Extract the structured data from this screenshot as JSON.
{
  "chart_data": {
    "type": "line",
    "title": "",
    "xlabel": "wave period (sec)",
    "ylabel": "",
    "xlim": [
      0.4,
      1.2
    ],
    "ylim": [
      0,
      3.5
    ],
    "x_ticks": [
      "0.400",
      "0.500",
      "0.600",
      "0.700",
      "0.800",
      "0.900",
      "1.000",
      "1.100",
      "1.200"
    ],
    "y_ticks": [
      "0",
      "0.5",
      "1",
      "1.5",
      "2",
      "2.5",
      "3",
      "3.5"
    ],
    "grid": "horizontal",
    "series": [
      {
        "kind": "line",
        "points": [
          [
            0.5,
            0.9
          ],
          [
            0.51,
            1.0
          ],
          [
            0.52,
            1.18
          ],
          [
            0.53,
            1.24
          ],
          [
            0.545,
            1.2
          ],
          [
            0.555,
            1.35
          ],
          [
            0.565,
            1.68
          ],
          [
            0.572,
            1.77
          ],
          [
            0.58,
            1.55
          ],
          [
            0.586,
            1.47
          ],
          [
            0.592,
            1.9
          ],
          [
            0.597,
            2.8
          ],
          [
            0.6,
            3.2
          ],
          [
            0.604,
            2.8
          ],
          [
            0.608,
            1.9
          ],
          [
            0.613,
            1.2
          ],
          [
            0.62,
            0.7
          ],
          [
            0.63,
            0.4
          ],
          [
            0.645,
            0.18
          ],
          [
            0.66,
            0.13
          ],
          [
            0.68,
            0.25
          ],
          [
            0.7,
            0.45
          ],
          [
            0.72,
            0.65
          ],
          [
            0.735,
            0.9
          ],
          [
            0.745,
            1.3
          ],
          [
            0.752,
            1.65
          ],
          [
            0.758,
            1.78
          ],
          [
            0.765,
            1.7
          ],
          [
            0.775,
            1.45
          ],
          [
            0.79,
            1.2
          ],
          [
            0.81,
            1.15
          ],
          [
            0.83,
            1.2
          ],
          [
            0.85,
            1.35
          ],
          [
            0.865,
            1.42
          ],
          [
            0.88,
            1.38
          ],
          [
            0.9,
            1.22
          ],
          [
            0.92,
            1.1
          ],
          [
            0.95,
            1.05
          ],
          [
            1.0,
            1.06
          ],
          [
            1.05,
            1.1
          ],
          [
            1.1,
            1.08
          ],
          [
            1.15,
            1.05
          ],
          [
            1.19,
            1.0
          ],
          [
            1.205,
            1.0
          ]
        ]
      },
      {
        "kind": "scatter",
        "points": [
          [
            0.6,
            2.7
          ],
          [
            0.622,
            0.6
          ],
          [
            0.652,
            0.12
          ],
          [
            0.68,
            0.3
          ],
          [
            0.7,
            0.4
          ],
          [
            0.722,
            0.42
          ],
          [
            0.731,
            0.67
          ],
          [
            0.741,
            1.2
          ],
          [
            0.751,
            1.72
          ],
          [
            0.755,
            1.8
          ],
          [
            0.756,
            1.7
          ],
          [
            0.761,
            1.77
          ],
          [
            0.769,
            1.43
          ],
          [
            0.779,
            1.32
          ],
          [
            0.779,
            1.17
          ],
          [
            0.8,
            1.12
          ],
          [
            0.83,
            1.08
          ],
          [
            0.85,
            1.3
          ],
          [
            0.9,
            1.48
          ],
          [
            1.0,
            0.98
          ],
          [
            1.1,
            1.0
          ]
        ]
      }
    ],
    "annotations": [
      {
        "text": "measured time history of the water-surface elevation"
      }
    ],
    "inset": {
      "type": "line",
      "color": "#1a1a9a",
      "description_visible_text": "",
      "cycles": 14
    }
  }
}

→ Written instruction
Print out every entry, keeping each one exact.

→ Solution
Extract the structured data from this screenshot as JSON.
{
  "chart_data": {
    "type": "line",
    "title": "",
    "xlabel": "wave period (sec)",
    "ylabel": "",
    "xlim": [
      0.4,
      1.2
    ],
    "ylim": [
      0,
      3.5
    ],
    "x_ticks": [
      "0.400",
      "0.500",
      "0.600",
      "0.700",
      "0.800",
      "0.900",
      "1.000",
      "1.100",
      "1.200"
    ],
    "y_ticks": [
      "0",
      "0.5",
      "1",
      "1.5",
      "2",
      "2.5",
      "3",
      "3.5"
    ],
    "grid": "horizontal",
    "series": [
      {
        "kind": "line",
        "points": [
          [
            0.5,
            0.9
          ],
          [
            0.51,
            1.0
          ],
          [
            0.52,
            1.18
          ],
          [
            0.53,
            1.24
          ],
          [
            0.545,
            1.2
          ],
          [
            0.555,
            1.35
          ],
          [
            0.565,
            1.68
          ],
          [
            0.572,
            1.77
          ],
          [
            0.58,
            1.55
          ],
          [
            0.586,
            1.47
          ],
          [
            0.592,
            1.9
          ],
          [
            0.597,
            2.8
          ],
          [
            0.6,
            3.2
          ],
          [
            0.604,
            2.8
          ],
          [
            0.608,
            1.9
          ],
          [
            0.613,
            1.2
          ],
          [
            0.62,
            0.7
          ],
          [
            0.63,
            0.4
          ],
          [
            0.645,
            0.18
          ],
          [
            0.66,
            0.13
          ],
          [
            0.68,
            0.25
          ],
          [
            0.7,
            0.45
          ],
          [
            0.72,
            0.65
          ],
          [
            0.735,
            0.9
          ],
          [
            0.745,
            1.3
          ],
          [
            0.752,
            1.65
          ],
          [
            0.758,
            1.78
          ],
          [
            0.765,
            1.7
          ],
          [
            0.775,
            1.45
          ],
          [
            0.79,
            1.2
          ],
          [
            0.81,
            1.15
          ],
          [
            0.83,
            1.2
          ],
          [
            0.85,
            1.35
          ],
          [
            0.865,
            1.42
          ],
          [
            0.88,
            1.38
          ],
          [
            0.9,
            1.22
          ],
          [
            0.92,
            1.1
          ],
          [
            0.95,
            1.05
          ],
          [
            1.0,
            1.06
          ],
          [
            1.05,
            1.1
          ],
          [
            1.1,
            1.08
          ],
          [
            1.15,
            1.05
          ],
          [
            1.19,
            1.0
          ],
          [
            1.205,
            1.0
          ]
        ]
      },
      {
        "kind": "scatter",
        "points": [
          [
            0.6,
            2.7
          ],
          [
            0.622,
            0.6
          ],
          [
            0.652,
            0.12
          ],
          [
            0.68,
            0.3
          ],
          [
            0.7,
            0.4
          ],
          [
            0.722,
            0.42
          ],
          [
            0.731,
            0.67
          ],
          [
            0.741,
            1.2
          ],
          [
            0.751,
            1.72
          ],
          [
            0.755,
            1.8
          ],
          [
            0.756,
            1.7
          ],
          [
            0.761,
            1.77
          ],
          [
            0.769,
            1.43
          ],
          [
            0.779,
            1.32
          ],
          [
            0.779,
            1.17
          ],
          [
            0.8,
            1.12
          ],
          [
            0.83,
            1.08
          ],
          [
            0.85,
            1.3
          ],
          [
            0.9,
            1.48
          ],
          [
            1.0,
            0.98
          ],
          [
            1.1,
            1.0
          ]
        ]
      }
    ],
    "annotations": [
      {
        "text": "measured time history of the water-surface elevation"
      }
    ],
    "inset": {
      "type": "line",
      "color": "#1a1a9a",
      "description_visible_text": "",
      "cycles": 14
    }
  }
}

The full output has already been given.